▶ [Task]: Where a line in the listing contains the string "ylabel", copy that line out.

Records that describe figures
◇ ◇ ◇ ◇

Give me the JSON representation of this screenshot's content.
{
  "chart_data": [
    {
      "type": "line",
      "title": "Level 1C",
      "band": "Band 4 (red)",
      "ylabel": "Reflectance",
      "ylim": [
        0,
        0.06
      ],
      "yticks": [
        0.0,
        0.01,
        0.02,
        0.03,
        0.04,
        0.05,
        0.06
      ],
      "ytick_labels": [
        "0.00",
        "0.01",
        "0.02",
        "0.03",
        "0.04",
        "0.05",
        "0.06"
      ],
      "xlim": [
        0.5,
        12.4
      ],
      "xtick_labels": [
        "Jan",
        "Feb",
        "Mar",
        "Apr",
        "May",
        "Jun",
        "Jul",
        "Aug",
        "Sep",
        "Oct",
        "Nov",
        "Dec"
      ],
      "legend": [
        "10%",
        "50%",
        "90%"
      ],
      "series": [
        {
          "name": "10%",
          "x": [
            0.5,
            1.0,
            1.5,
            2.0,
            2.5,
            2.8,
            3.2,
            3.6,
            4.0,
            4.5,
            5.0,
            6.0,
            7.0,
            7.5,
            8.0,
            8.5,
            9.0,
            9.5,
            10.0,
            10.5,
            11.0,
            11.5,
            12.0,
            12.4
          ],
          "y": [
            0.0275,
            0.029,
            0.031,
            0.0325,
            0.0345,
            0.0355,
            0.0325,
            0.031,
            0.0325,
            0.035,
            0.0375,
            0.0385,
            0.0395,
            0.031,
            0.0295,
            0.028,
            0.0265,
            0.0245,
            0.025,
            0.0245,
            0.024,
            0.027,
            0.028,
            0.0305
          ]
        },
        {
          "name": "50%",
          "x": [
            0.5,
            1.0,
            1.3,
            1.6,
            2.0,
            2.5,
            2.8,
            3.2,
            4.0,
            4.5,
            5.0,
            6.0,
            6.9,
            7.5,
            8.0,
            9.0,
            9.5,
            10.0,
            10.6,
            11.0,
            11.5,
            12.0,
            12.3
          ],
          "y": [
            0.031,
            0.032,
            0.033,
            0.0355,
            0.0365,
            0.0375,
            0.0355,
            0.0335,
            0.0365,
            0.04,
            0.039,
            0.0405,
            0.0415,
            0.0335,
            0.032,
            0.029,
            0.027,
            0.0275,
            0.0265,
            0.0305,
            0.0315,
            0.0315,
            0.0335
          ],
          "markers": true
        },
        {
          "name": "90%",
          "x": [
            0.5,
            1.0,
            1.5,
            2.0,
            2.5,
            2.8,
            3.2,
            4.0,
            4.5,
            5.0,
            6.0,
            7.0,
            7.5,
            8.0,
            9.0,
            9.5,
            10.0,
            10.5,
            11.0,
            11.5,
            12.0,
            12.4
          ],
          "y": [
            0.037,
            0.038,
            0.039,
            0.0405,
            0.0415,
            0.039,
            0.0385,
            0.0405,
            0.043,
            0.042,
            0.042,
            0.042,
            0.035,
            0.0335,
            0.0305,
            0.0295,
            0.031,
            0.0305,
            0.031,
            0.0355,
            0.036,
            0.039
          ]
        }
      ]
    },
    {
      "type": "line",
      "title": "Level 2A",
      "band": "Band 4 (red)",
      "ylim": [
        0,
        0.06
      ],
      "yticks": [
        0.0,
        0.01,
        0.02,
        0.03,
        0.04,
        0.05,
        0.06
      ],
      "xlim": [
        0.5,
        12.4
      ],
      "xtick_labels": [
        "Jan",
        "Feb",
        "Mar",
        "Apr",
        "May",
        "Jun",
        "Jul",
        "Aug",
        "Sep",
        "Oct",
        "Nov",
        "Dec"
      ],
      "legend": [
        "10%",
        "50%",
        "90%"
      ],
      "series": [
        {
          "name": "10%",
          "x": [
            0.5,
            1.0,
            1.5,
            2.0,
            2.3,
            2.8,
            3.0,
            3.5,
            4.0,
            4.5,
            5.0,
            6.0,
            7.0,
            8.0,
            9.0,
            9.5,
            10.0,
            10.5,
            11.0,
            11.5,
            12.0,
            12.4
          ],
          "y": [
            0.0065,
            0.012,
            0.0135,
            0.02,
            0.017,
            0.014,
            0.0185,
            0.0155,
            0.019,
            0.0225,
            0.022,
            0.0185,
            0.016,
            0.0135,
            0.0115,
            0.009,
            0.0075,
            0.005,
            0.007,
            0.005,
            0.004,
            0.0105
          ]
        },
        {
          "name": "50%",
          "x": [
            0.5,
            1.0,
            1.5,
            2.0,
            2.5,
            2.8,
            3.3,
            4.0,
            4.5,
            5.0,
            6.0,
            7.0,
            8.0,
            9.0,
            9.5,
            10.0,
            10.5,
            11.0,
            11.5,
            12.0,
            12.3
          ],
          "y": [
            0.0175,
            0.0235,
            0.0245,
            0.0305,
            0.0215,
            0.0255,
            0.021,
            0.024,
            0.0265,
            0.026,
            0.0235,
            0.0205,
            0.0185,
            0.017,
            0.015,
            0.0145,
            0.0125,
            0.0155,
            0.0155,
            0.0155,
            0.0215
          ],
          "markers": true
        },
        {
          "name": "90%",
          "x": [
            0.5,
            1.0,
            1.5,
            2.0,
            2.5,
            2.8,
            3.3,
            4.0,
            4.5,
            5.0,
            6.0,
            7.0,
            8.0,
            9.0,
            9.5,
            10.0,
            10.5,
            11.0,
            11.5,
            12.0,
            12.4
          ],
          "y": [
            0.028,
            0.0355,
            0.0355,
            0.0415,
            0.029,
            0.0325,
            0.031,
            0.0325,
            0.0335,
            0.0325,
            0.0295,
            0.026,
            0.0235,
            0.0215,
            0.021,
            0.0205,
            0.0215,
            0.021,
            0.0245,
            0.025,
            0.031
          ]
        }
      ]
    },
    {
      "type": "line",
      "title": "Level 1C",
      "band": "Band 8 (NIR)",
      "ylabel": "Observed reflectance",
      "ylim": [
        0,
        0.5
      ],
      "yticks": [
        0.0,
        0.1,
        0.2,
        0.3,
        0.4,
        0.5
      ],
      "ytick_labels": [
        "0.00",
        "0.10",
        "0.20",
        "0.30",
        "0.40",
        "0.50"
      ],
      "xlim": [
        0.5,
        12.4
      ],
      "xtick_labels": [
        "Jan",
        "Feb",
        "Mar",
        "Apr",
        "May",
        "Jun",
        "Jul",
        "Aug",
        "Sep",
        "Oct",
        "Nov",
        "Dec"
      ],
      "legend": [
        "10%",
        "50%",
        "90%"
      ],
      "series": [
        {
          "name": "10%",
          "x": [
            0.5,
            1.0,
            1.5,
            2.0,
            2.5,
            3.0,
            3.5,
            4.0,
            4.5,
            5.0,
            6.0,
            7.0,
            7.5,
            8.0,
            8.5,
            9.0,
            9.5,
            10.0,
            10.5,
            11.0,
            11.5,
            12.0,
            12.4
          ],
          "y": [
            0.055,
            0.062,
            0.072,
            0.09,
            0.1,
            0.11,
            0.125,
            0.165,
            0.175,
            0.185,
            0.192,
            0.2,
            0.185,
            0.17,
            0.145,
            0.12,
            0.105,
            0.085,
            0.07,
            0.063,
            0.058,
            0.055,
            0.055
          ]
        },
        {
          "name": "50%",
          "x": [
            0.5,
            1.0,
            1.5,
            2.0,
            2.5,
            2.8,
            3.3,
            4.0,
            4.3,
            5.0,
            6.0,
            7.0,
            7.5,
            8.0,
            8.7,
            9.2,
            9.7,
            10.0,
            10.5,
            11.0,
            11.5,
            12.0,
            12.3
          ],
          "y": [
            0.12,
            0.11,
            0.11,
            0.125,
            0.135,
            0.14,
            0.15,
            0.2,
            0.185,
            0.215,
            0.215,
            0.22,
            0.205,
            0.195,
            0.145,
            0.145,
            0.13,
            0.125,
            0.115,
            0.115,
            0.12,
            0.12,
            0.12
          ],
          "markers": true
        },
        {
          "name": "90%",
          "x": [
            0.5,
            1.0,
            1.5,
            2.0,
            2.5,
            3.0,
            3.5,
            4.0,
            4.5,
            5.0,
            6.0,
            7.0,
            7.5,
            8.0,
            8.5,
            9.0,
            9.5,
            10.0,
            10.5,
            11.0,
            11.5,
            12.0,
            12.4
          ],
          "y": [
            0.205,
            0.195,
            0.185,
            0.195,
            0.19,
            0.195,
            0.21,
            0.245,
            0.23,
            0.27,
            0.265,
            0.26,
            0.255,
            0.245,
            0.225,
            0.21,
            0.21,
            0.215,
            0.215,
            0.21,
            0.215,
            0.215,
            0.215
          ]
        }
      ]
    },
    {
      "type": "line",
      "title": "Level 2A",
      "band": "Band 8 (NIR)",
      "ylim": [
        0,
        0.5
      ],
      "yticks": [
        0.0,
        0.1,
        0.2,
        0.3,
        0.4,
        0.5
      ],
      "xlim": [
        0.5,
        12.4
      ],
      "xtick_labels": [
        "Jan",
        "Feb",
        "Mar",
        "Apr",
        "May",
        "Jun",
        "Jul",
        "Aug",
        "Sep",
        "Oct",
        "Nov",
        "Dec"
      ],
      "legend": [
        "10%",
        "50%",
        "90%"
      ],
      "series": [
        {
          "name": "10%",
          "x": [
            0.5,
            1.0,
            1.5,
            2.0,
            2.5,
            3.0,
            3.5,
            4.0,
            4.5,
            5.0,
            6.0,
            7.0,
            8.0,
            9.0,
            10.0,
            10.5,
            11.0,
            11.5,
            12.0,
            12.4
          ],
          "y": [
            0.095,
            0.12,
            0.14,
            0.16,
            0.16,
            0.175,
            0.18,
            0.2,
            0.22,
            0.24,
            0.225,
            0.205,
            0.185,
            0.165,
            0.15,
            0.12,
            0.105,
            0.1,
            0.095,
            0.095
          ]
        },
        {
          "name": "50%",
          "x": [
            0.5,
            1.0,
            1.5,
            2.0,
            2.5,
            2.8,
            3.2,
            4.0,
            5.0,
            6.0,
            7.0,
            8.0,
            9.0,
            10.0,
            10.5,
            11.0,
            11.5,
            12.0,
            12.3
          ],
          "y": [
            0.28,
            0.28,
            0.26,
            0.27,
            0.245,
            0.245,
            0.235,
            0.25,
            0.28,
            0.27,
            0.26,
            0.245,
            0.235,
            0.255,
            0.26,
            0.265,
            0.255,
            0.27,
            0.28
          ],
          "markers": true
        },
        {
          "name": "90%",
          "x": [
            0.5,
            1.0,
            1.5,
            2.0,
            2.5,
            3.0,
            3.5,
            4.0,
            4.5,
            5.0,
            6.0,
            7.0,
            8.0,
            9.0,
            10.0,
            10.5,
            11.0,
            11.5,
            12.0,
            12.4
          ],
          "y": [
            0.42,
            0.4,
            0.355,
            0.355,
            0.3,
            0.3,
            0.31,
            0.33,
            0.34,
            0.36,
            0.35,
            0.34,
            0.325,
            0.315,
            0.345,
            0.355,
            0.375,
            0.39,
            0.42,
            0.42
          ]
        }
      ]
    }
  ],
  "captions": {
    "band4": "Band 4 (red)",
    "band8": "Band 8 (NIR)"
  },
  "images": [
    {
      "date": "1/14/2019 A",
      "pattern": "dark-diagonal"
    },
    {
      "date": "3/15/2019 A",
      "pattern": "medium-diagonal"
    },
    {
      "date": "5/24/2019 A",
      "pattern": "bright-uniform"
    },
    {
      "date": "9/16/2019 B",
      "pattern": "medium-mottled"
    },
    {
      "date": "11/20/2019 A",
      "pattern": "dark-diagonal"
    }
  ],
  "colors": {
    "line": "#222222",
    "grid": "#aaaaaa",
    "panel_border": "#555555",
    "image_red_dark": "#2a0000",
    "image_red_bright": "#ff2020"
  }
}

◇ ◇ ◇ ◇

▶ [Reply to the exercise]:
      "ylabel": "Reflectance",
      "ylabel": "Observed reflectance",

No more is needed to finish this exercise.